> [Goal]:
Repeat the entries that follow verbatim, without any of their pictures.

> [Source data]:
********
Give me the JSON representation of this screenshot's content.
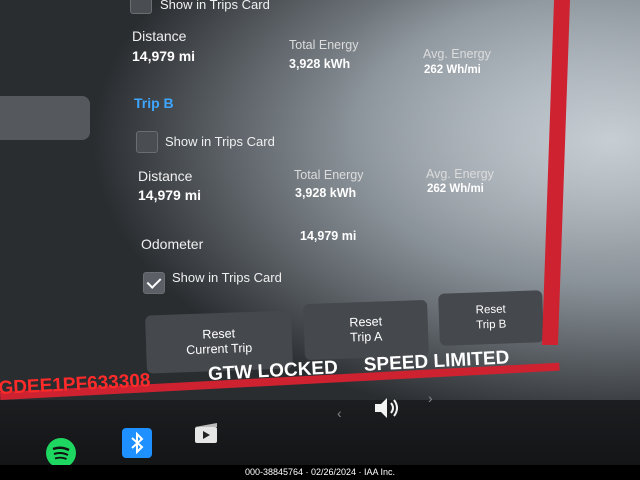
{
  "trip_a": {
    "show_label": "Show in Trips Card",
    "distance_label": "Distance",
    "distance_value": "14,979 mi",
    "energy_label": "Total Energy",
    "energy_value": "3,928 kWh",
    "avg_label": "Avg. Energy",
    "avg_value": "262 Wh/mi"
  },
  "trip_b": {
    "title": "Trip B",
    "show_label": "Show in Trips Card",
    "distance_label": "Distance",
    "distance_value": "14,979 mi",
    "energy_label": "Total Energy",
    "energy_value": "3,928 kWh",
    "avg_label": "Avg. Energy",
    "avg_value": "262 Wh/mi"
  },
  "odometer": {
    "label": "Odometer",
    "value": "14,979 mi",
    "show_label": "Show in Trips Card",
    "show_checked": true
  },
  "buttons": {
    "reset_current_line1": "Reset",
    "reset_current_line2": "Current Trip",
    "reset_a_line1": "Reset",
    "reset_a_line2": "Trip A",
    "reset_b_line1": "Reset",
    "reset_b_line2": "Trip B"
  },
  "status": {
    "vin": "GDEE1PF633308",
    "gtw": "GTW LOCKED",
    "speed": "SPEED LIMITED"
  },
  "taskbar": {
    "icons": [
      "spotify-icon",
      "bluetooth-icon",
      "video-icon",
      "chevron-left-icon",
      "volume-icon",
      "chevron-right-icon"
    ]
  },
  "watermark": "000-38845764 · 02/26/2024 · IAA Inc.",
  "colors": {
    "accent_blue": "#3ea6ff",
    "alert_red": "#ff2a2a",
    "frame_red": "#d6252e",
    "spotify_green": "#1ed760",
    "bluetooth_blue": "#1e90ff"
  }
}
********
> [Reply]:
Give me the JSON representation of this screenshot's content.
{
  "trip_a": {
    "show_label": "Show in Trips Card",
    "distance_label": "Distance",
    "distance_value": "14,979 mi",
    "energy_label": "Total Energy",
    "energy_value": "3,928 kWh",
    "avg_label": "Avg. Energy",
    "avg_value": "262 Wh/mi"
  },
  "trip_b": {
    "title": "Trip B",
    "show_label": "Show in Trips Card",
    "distance_label": "Distance",
    "distance_value": "14,979 mi",
    "energy_label": "Total Energy",
    "energy_value": "3,928 kWh",
    "avg_label": "Avg. Energy",
    "avg_value": "262 Wh/mi"
  },
  "odometer": {
    "label": "Odometer",
    "value": "14,979 mi",
    "show_label": "Show in Trips Card",
    "show_checked": true
  },
  "buttons": {
    "reset_current_line1": "Reset",
    "reset_current_line2": "Current Trip",
    "reset_a_line1": "Reset",
    "reset_a_line2": "Trip A",
    "reset_b_line1": "Reset",
    "reset_b_line2": "Trip B"
  },
  "status": {
    "vin": "GDEE1PF633308",
    "gtw": "GTW LOCKED",
    "speed": "SPEED LIMITED"
  },
  "taskbar": {
    "icons": [
      "spotify-icon",
      "bluetooth-icon",
      "video-icon",
      "chevron-left-icon",
      "volume-icon",
      "chevron-right-icon"
    ]
  },
  "watermark": "000-38845764 · 02/26/2024 · IAA Inc.",
  "colors": {
    "accent_blue": "#3ea6ff",
    "alert_red": "#ff2a2a",
    "frame_red": "#d6252e",
    "spotify_green": "#1ed760",
    "bluetooth_blue": "#1e90ff"
  }
}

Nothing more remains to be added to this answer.